*SET PROBLEM*: Tell me how many lines hold "sensing", please, using only the number.

[Lines of data]
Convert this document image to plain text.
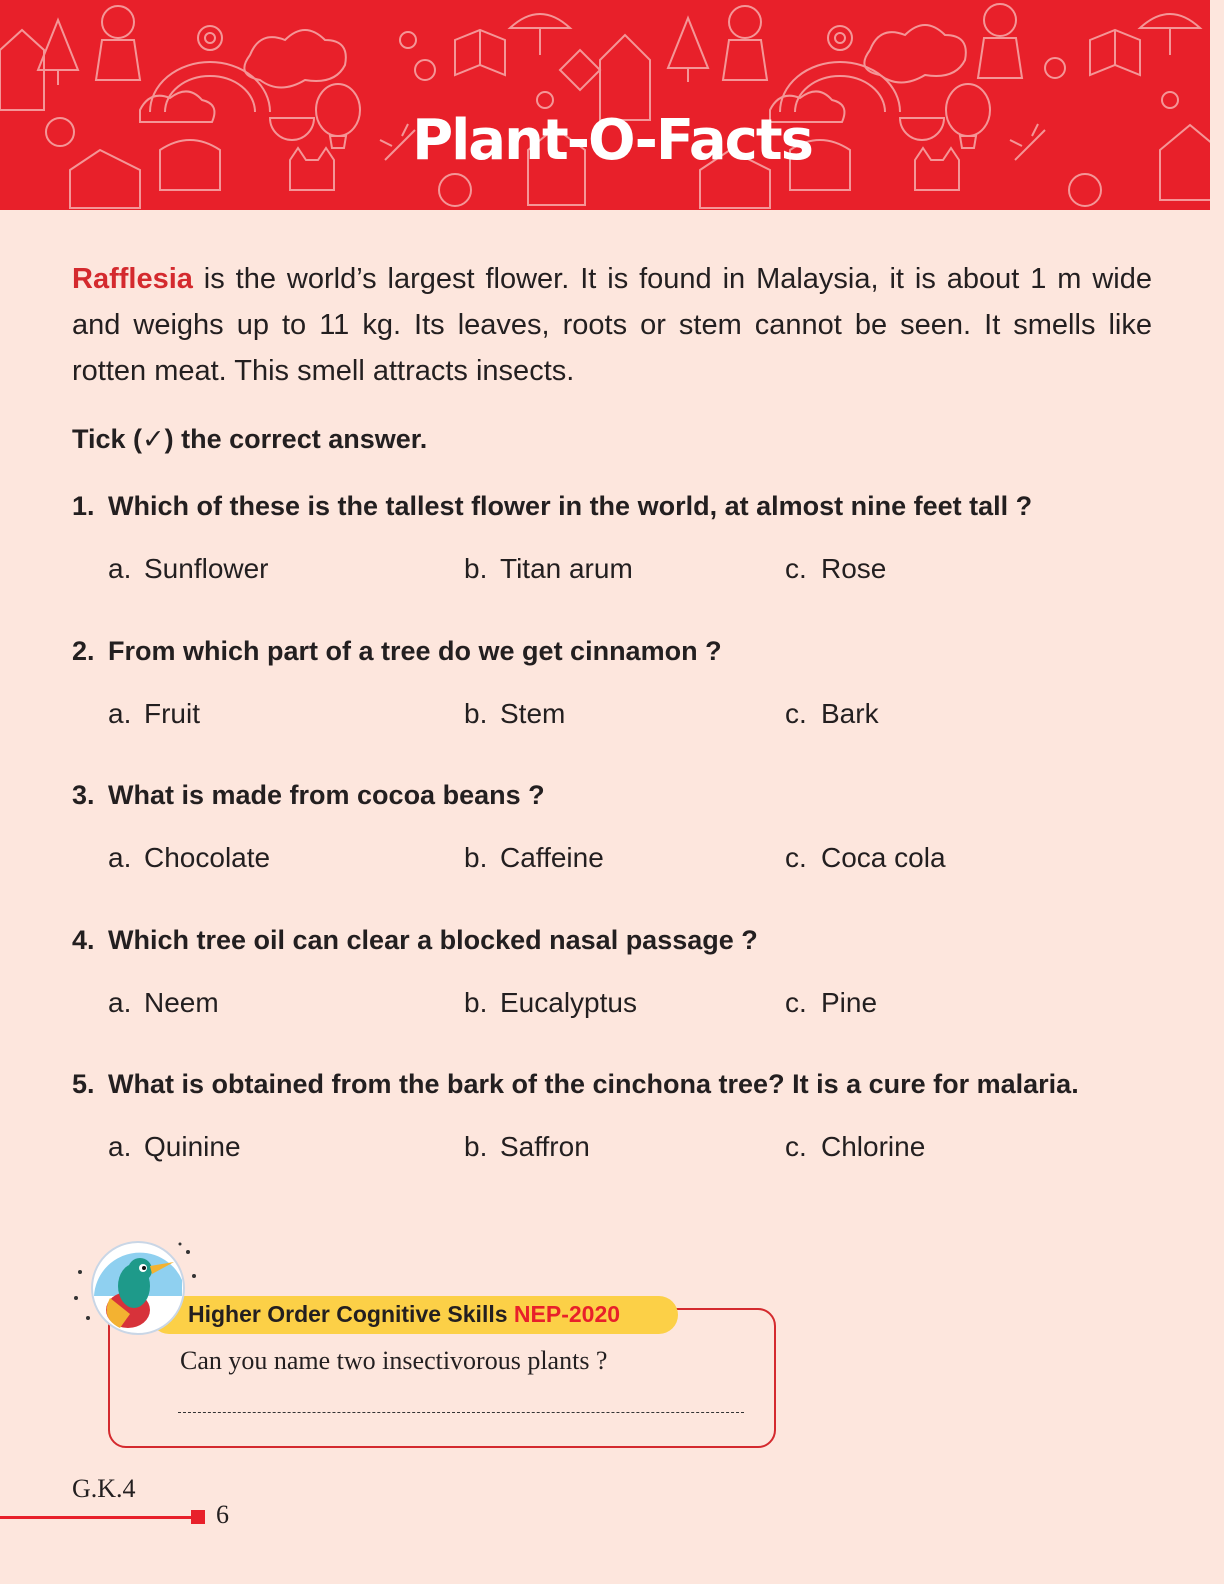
Plant-O-Facts

Rafflesia is the world’s largest flower. It is found in Malaysia, it is about 1 m wide and weighs up to 11 kg. Its leaves, roots or stem cannot be seen. It smells like rotten meat. This smell attracts insects.

Tick (✓) the correct answer.

1. Which of these is the tallest flower in the world, at almost nine feet tall ?
a. Sunflower	b. Titan arum	c. Rose
2. From which part of a tree do we get cinnamon ?
a. Fruit	b. Stem	c. Bark
3. What is made from cocoa beans ?
a. Chocolate	b. Caffeine	c. Coca cola
4. Which tree oil can clear a blocked nasal passage ?
a. Neem	b. Eucalyptus	c. Pine
5. What is obtained from the bark of the cinchona tree? It is a cure for malaria.
a. Quinine	b. Saffron	c. Chlorine
Higher Order Cognitive Skills NEP-2020
Can you name two insectivorous plants ?
G.K.4
6
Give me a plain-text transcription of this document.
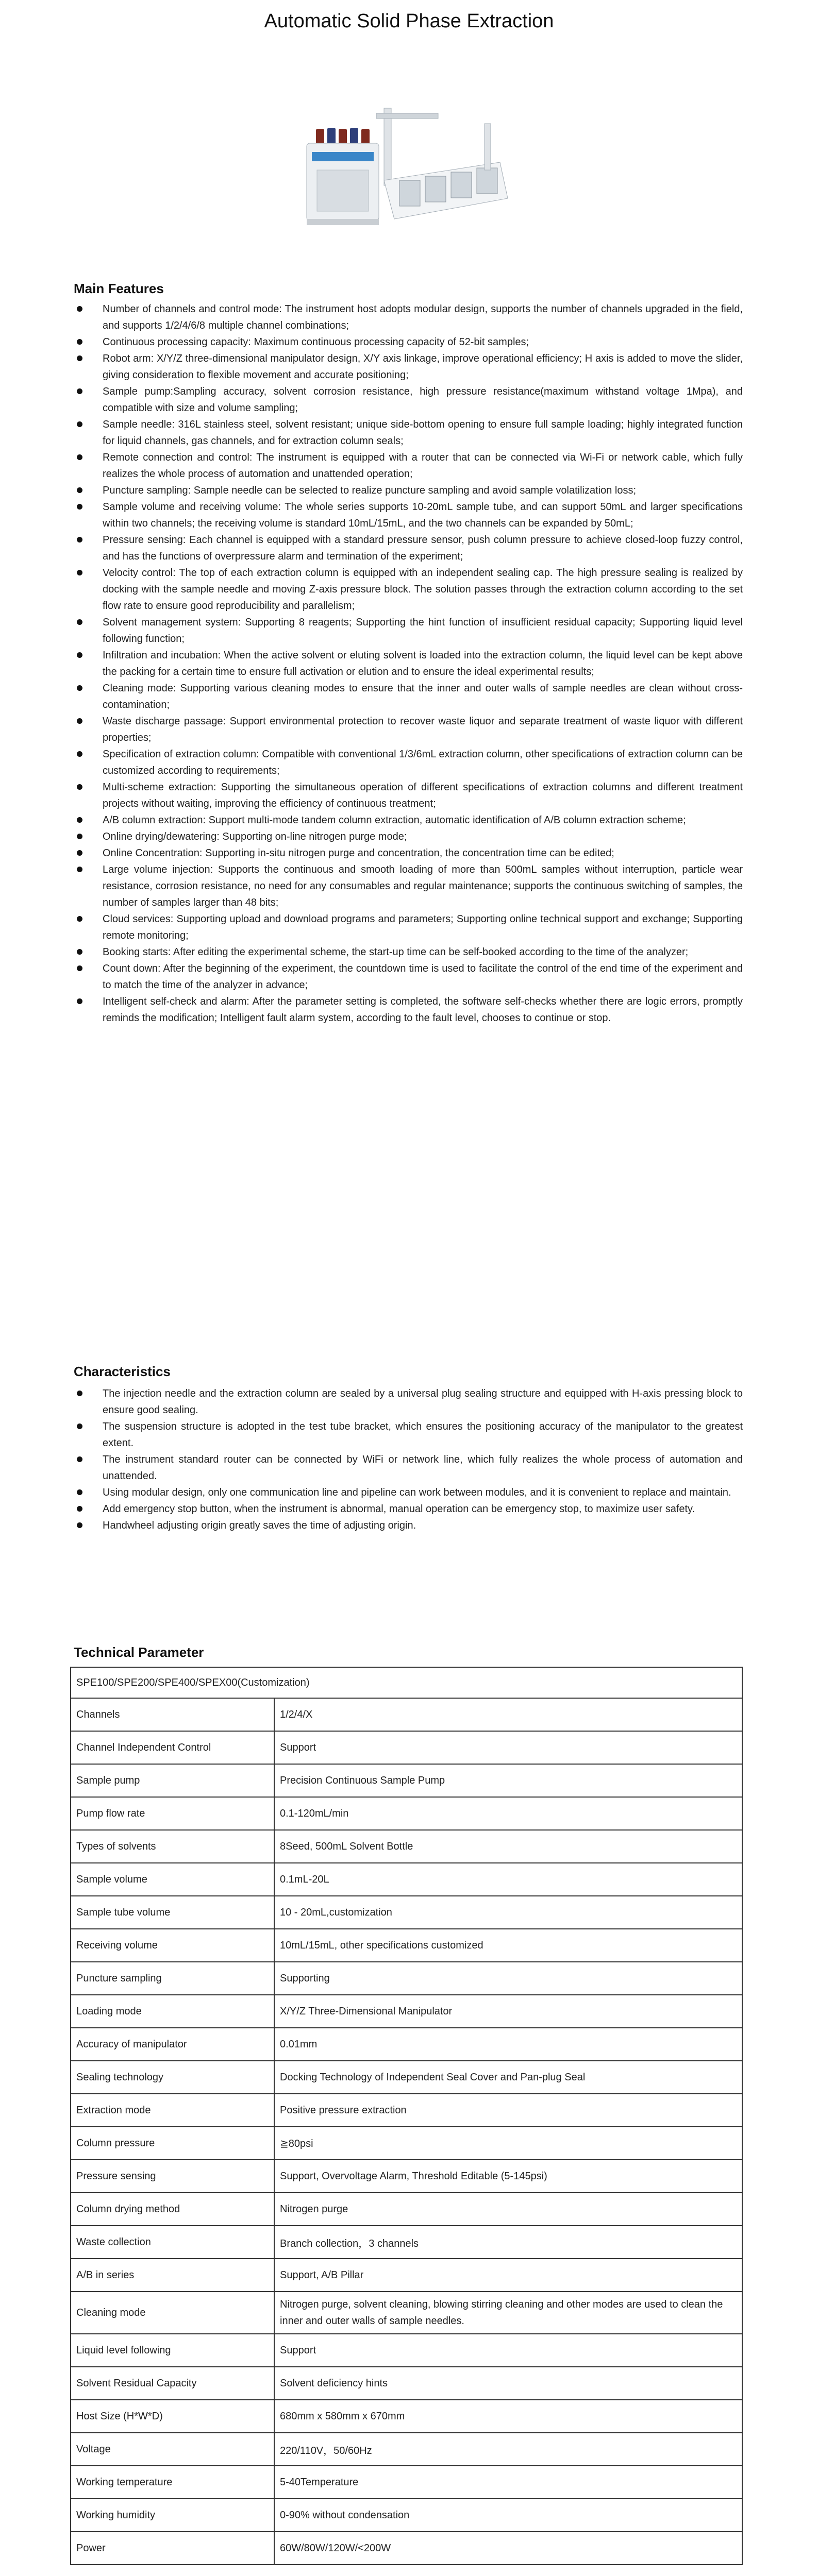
Automatic Solid Phase Extraction
Main Features
Number of channels and control mode: The instrument host adopts modular design, supports the number of channels upgraded in the field, and supports 1/2/4/6/8 multiple channel combinations;
Continuous processing capacity: Maximum continuous processing capacity of 52-bit samples;
Robot arm: X/Y/Z three-dimensional manipulator design, X/Y axis linkage, improve operational efficiency; H axis is added to move the slider, giving consideration to flexible movement and accurate positioning;
Sample pump:Sampling accuracy, solvent corrosion resistance, high pressure resistance(maximum withstand voltage 1Mpa), and compatible with size and volume sampling;
Sample needle: 316L stainless steel, solvent resistant; unique side-bottom opening to ensure full sample loading; highly integrated function for liquid channels, gas channels, and for extraction column seals;
Remote connection and control: The instrument is equipped with a router that can be connected via Wi-Fi or network cable, which fully realizes the whole process of automation and unattended operation;
Puncture sampling: Sample needle can be selected to realize puncture sampling and avoid sample volatilization loss;
Sample volume and receiving volume: The whole series supports 10-20mL sample tube, and can support 50mL and larger specifications within two channels; the receiving volume is standard 10mL/15mL, and the two channels can be expanded by 50mL;
Pressure sensing: Each channel is equipped with a standard pressure sensor, push column pressure to achieve closed-loop fuzzy control, and has the functions of overpressure alarm and termination of the experiment;
Velocity control: The top of each extraction column is equipped with an independent sealing cap. The high pressure sealing is realized by docking with the sample needle and moving Z-axis pressure block. The solution passes through the extraction column according to the set flow rate to ensure good reproducibility and parallelism;
Solvent management system: Supporting 8 reagents; Supporting the hint function of insufficient residual capacity; Supporting liquid level following function;
Infiltration and incubation: When the active solvent or eluting solvent is loaded into the extraction column, the liquid level can be kept above the packing for a certain time to ensure full activation or elution and to ensure the ideal experimental results;
Cleaning mode: Supporting various cleaning modes to ensure that the inner and outer walls of sample needles are clean without cross-contamination;
Waste discharge passage: Support environmental protection to recover waste liquor and separate treatment of waste liquor with different properties;
Specification of extraction column: Compatible with conventional 1/3/6mL extraction column, other specifications of extraction column can be customized according to requirements;
Multi-scheme extraction: Supporting the simultaneous operation of different specifications of extraction columns and different treatment projects without waiting, improving the efficiency of continuous treatment;
A/B column extraction: Support multi-mode tandem column extraction, automatic identification of A/B column extraction scheme;
Online drying/dewatering: Supporting on-line nitrogen purge mode;
Online Concentration: Supporting in-situ nitrogen purge and concentration, the concentration time can be edited;
Large volume injection: Supports the continuous and smooth loading of more than 500mL samples without interruption, particle wear resistance, corrosion resistance, no need for any consumables and regular maintenance; supports the continuous switching of samples, the number of samples larger than 48 bits;
Cloud services: Supporting upload and download programs and parameters; Supporting online technical support and exchange; Supporting remote monitoring;
Booking starts: After editing the experimental scheme, the start-up time can be self-booked according to the time of the analyzer;
Count down: After the beginning of the experiment, the countdown time is used to facilitate the control of the end time of the experiment and to match the time of the analyzer in advance;
Intelligent self-check and alarm: After the parameter setting is completed, the software self-checks whether there are logic errors, promptly reminds the modification; Intelligent fault alarm system, according to the fault level, chooses to continue or stop.
Characteristics
The injection needle and the extraction column are sealed by a universal plug sealing structure and equipped with H-axis pressing block to ensure good sealing.
The suspension structure is adopted in the test tube bracket, which ensures the positioning accuracy of the manipulator to the greatest extent.
The instrument standard router can be connected by WiFi or network line, which fully realizes the whole process of automation and unattended.
Using modular design, only one communication line and pipeline can work between modules, and it is convenient to replace and maintain.
Add emergency stop button, when the instrument is abnormal, manual operation can be emergency stop, to maximize user safety.
Handwheel adjusting origin greatly saves the time of adjusting origin.
Technical Parameter
SPE100/SPE200/SPE400/SPEX00(Customization)	
Channels	1/2/4/X
Channel Independent Control	Support
Sample pump	Precision Continuous Sample Pump
Pump flow rate	0.1-120mL/min
Types of solvents	8Seed, 500mL Solvent Bottle
Sample volume	0.1mL-20L
Sample tube volume	10 - 20mL,customization
Receiving volume	10mL/15mL, other specifications customized
Puncture sampling	Supporting
Loading mode	X/Y/Z Three-Dimensional Manipulator
Accuracy of manipulator	0.01mm
Sealing technology	Docking Technology of Independent Seal Cover and Pan-plug Seal
Extraction mode	Positive pressure extraction
Column pressure	≧80psi
Pressure sensing	Support, Overvoltage Alarm, Threshold Editable (5-145psi)
Column drying method	Nitrogen purge
Waste collection	Branch collection，3 channels
A/B in series	Support, A/B Pillar
Cleaning mode	Nitrogen purge, solvent cleaning, blowing stirring cleaning and other modes are used to clean the inner and outer walls of sample needles.
Liquid level following	Support
Solvent Residual Capacity	Solvent deficiency hints
Host Size (H*W*D)	680mm x 580mm x 670mm
Voltage	220/110V，50/60Hz
Working temperature	5-40Temperature
Working humidity	0-90% without condensation
Power	60W/80W/120W/<200W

*RESULT OF THIS TASK*: 2